● Do this
Rewrite the rows from the first one through the row that contains "y2-tick-label: 90% <box>1090 43 1124 62</box>", replacing "bar-segment" with "bar-section" and leaving everything else unchanged.

* Start Rows *

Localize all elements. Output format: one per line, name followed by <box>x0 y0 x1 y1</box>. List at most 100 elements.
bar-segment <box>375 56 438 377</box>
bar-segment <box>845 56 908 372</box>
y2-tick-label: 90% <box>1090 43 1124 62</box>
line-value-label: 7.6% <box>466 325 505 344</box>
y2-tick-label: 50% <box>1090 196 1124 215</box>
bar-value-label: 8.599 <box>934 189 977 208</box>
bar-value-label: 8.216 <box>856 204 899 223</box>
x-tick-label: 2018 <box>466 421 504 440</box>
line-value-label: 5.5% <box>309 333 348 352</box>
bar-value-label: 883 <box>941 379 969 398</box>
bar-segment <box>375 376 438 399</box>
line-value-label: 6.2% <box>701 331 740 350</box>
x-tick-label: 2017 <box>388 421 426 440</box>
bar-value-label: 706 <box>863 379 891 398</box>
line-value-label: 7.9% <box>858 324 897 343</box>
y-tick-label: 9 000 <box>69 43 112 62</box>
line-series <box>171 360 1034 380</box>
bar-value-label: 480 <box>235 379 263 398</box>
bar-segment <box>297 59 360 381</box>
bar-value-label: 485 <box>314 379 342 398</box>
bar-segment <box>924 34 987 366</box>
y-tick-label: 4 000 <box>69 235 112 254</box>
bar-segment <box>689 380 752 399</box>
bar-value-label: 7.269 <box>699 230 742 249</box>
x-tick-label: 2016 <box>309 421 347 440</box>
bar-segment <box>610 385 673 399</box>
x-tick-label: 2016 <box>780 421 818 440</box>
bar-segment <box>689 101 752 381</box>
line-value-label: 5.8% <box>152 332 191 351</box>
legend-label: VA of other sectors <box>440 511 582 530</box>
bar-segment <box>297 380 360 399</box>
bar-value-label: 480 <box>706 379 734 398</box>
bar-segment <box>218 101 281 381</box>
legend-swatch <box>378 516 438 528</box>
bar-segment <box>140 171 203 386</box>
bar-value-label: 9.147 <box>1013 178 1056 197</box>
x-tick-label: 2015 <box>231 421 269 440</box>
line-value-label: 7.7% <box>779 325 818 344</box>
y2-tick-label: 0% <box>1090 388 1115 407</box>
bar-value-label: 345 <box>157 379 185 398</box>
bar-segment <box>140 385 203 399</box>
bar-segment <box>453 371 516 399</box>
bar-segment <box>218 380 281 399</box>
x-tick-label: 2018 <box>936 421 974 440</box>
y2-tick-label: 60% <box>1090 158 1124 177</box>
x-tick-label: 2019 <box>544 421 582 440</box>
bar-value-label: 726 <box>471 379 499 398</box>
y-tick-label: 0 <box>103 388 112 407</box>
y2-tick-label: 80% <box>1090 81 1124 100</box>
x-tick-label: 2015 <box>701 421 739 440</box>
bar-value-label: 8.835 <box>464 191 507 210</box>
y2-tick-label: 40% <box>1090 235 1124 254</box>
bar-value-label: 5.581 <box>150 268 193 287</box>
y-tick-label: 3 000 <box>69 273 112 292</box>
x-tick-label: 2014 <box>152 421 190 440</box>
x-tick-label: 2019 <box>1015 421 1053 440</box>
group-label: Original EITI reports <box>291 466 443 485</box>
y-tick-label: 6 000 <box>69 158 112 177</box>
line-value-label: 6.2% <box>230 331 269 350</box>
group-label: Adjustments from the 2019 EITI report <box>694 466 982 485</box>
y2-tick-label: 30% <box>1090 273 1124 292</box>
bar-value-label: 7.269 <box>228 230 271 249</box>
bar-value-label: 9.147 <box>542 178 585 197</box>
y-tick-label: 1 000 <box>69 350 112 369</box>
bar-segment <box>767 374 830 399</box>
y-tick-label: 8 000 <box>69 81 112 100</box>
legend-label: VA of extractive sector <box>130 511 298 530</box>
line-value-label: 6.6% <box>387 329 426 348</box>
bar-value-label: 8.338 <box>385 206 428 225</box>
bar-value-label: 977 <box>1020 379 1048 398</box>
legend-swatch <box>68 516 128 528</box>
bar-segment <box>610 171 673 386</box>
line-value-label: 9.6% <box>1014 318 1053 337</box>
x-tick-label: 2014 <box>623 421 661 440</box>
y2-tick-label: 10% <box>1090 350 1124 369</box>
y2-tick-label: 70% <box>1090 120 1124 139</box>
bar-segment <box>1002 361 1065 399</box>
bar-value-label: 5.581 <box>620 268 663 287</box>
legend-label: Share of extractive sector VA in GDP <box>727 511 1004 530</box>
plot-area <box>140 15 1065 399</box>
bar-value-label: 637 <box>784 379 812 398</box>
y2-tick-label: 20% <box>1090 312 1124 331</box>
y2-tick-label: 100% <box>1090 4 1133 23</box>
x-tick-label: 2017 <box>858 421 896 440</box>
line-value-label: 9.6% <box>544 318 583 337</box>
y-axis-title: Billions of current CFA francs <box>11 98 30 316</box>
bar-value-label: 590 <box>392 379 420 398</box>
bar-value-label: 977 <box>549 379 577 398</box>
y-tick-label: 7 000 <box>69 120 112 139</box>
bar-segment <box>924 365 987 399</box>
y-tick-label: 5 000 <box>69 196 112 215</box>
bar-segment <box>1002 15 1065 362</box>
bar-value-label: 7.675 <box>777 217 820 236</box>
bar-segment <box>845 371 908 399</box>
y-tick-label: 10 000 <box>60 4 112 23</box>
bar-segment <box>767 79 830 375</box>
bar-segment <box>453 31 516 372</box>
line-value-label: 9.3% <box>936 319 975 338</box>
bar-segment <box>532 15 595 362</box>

* End Rows *

● Output for this exercise
Localize all elements. Output format: one per line, name followed by <box>x0 y0 x1 y1</box>. List at most 100 elements.
bar-section <box>375 56 438 377</box>
bar-section <box>845 56 908 372</box>
y2-tick-label: 90% <box>1090 43 1124 62</box>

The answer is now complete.